DATA IN THIS EXERCISE:
○ ○ ○ ○

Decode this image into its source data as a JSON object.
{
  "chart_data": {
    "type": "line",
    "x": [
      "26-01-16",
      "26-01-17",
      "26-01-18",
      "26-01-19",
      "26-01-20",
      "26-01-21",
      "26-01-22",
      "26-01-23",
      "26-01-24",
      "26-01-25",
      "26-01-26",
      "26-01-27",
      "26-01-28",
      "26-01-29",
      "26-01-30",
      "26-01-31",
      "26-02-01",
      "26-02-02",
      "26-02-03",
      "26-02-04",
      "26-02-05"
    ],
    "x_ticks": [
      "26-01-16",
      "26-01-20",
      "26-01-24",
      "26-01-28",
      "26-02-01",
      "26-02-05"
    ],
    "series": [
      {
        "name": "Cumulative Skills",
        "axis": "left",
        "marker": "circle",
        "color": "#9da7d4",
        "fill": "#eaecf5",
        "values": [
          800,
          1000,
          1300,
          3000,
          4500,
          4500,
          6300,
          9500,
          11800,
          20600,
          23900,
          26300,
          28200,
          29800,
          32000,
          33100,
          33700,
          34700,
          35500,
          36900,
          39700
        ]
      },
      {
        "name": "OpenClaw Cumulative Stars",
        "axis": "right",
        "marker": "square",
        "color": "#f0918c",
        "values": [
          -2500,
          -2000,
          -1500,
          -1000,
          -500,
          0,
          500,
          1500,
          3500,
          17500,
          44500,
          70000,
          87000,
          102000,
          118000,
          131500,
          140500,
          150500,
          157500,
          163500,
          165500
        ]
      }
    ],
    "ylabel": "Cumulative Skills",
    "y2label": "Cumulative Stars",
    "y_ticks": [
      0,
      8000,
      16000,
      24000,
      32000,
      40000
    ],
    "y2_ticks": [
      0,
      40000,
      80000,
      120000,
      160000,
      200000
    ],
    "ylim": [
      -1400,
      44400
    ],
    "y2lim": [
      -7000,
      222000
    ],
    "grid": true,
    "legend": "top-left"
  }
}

○ ○ ○ ○

PROBLEM TO WORK ON: Output every record above exactly as it appears.

TASK SOLUTION:
Decode this image into its source data as a JSON object.
{
  "chart_data": {
    "type": "line",
    "x": [
      "26-01-16",
      "26-01-17",
      "26-01-18",
      "26-01-19",
      "26-01-20",
      "26-01-21",
      "26-01-22",
      "26-01-23",
      "26-01-24",
      "26-01-25",
      "26-01-26",
      "26-01-27",
      "26-01-28",
      "26-01-29",
      "26-01-30",
      "26-01-31",
      "26-02-01",
      "26-02-02",
      "26-02-03",
      "26-02-04",
      "26-02-05"
    ],
    "x_ticks": [
      "26-01-16",
      "26-01-20",
      "26-01-24",
      "26-01-28",
      "26-02-01",
      "26-02-05"
    ],
    "series": [
      {
        "name": "Cumulative Skills",
        "axis": "left",
        "marker": "circle",
        "color": "#9da7d4",
        "fill": "#eaecf5",
        "values": [
          800,
          1000,
          1300,
          3000,
          4500,
          4500,
          6300,
          9500,
          11800,
          20600,
          23900,
          26300,
          28200,
          29800,
          32000,
          33100,
          33700,
          34700,
          35500,
          36900,
          39700
        ]
      },
      {
        "name": "OpenClaw Cumulative Stars",
        "axis": "right",
        "marker": "square",
        "color": "#f0918c",
        "values": [
          -2500,
          -2000,
          -1500,
          -1000,
          -500,
          0,
          500,
          1500,
          3500,
          17500,
          44500,
          70000,
          87000,
          102000,
          118000,
          131500,
          140500,
          150500,
          157500,
          163500,
          165500
        ]
      }
    ],
    "ylabel": "Cumulative Skills",
    "y2label": "Cumulative Stars",
    "y_ticks": [
      0,
      8000,
      16000,
      24000,
      32000,
      40000
    ],
    "y2_ticks": [
      0,
      40000,
      80000,
      120000,
      160000,
      200000
    ],
    "ylim": [
      -1400,
      44400
    ],
    "y2lim": [
      -7000,
      222000
    ],
    "grid": true,
    "legend": "top-left"
  }
}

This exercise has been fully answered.